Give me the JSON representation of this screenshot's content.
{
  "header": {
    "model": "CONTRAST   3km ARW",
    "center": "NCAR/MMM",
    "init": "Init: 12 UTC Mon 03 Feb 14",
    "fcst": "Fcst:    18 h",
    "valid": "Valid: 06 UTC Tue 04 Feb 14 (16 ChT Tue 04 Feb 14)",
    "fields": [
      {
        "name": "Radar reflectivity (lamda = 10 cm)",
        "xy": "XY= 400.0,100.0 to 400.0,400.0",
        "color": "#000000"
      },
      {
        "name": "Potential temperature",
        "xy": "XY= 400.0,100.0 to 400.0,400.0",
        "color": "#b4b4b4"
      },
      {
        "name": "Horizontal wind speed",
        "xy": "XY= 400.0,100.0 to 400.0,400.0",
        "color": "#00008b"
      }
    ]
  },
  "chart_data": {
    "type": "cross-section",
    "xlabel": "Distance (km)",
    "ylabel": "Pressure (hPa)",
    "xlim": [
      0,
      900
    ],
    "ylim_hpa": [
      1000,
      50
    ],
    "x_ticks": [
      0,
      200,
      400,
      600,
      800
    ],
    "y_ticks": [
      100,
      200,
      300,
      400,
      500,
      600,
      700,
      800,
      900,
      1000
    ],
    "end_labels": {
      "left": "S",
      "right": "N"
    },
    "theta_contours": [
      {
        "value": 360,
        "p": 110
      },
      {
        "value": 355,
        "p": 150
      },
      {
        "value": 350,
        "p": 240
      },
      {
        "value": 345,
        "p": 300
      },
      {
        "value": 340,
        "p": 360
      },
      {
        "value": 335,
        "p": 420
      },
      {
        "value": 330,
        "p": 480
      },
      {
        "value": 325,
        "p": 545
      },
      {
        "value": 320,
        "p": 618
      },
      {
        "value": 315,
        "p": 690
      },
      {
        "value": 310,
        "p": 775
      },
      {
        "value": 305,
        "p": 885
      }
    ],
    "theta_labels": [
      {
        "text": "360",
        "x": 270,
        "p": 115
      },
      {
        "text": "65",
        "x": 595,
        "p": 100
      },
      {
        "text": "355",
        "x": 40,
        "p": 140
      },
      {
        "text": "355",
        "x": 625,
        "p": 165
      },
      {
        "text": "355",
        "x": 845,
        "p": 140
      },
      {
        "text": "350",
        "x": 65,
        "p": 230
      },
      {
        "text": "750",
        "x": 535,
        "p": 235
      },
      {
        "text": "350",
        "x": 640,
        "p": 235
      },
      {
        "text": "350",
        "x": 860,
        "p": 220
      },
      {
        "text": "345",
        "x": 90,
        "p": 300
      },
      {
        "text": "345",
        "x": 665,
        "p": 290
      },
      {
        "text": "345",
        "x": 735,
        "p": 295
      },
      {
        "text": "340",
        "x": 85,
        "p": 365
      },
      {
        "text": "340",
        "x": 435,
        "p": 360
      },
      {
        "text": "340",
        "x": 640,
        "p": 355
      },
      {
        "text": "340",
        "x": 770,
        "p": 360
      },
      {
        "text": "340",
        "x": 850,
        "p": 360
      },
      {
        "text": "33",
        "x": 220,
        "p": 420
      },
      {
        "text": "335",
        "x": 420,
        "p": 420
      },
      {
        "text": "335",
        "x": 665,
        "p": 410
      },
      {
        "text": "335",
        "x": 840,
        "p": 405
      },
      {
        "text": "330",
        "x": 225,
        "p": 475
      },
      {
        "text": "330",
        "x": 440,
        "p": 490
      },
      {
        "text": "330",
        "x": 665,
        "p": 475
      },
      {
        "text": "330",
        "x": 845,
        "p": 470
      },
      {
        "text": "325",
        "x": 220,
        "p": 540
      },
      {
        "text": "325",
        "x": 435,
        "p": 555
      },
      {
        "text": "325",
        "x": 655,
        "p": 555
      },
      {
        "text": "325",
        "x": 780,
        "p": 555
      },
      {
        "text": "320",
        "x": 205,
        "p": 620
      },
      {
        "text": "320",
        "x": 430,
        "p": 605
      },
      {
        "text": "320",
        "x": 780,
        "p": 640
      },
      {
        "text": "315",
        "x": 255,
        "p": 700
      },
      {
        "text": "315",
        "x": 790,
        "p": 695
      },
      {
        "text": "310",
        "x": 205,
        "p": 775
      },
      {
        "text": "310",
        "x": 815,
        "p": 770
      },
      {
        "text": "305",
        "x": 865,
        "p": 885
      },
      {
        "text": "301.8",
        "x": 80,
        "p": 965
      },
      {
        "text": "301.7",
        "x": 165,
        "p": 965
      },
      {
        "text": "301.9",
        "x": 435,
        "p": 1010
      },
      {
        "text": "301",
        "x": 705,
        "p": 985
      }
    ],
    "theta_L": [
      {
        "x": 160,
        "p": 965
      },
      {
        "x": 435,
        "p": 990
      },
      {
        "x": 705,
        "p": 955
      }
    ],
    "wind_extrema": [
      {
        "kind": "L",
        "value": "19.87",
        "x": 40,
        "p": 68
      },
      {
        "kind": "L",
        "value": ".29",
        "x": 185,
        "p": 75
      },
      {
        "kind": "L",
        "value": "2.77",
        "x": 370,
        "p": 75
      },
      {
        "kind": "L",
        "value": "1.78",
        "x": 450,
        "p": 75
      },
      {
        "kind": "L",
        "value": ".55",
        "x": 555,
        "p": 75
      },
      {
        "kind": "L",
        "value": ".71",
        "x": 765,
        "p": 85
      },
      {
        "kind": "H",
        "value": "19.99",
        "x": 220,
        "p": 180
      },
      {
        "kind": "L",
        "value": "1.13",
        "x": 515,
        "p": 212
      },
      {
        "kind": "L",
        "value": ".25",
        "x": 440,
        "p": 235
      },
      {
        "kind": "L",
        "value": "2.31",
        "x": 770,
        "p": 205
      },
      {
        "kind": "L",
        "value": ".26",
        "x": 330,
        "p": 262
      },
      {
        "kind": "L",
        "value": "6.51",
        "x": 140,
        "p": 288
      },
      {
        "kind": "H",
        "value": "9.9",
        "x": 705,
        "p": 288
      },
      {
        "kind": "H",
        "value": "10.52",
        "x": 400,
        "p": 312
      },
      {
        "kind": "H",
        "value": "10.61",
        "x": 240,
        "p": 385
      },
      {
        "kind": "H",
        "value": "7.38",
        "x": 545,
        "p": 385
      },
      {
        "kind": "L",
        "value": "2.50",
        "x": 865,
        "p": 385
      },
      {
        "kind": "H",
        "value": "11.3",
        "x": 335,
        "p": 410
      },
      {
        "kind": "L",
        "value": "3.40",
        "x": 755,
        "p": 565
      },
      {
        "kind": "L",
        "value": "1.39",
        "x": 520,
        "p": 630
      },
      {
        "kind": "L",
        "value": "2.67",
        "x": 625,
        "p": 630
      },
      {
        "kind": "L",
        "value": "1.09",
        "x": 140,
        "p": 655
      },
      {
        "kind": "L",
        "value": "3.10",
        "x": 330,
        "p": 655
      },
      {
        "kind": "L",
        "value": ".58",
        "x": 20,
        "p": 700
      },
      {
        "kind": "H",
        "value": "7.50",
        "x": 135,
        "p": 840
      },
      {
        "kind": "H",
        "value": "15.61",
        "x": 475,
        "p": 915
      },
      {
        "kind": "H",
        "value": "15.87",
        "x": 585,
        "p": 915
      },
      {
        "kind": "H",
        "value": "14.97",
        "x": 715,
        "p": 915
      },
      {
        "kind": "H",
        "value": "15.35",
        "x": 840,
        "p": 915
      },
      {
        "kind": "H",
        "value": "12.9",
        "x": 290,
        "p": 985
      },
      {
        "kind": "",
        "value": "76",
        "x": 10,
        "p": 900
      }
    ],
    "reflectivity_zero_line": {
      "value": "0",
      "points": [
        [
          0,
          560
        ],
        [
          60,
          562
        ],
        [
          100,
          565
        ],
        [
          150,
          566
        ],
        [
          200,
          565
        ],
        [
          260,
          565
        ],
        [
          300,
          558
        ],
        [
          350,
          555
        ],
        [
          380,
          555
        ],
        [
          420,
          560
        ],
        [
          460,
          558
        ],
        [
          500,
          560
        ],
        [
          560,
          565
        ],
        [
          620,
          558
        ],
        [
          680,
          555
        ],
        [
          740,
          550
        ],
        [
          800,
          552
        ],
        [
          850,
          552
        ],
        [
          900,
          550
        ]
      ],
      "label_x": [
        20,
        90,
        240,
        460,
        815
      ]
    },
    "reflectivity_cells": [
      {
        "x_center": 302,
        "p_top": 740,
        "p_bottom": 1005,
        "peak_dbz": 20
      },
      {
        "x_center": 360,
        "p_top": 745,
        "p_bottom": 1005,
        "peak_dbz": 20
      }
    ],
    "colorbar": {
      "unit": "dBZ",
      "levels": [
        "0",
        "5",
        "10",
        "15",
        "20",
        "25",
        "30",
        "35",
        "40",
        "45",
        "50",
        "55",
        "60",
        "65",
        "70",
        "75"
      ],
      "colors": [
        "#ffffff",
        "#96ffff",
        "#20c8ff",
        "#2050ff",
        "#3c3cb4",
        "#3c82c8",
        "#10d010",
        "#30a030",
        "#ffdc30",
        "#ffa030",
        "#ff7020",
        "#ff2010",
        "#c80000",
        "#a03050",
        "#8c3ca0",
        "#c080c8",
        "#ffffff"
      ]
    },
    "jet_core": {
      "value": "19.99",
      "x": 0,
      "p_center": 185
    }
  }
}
..............................
■ **What needs to be done**:
Each line that contains the word "name" counts toward the total; give only that total.

■ **Solved problem**:
3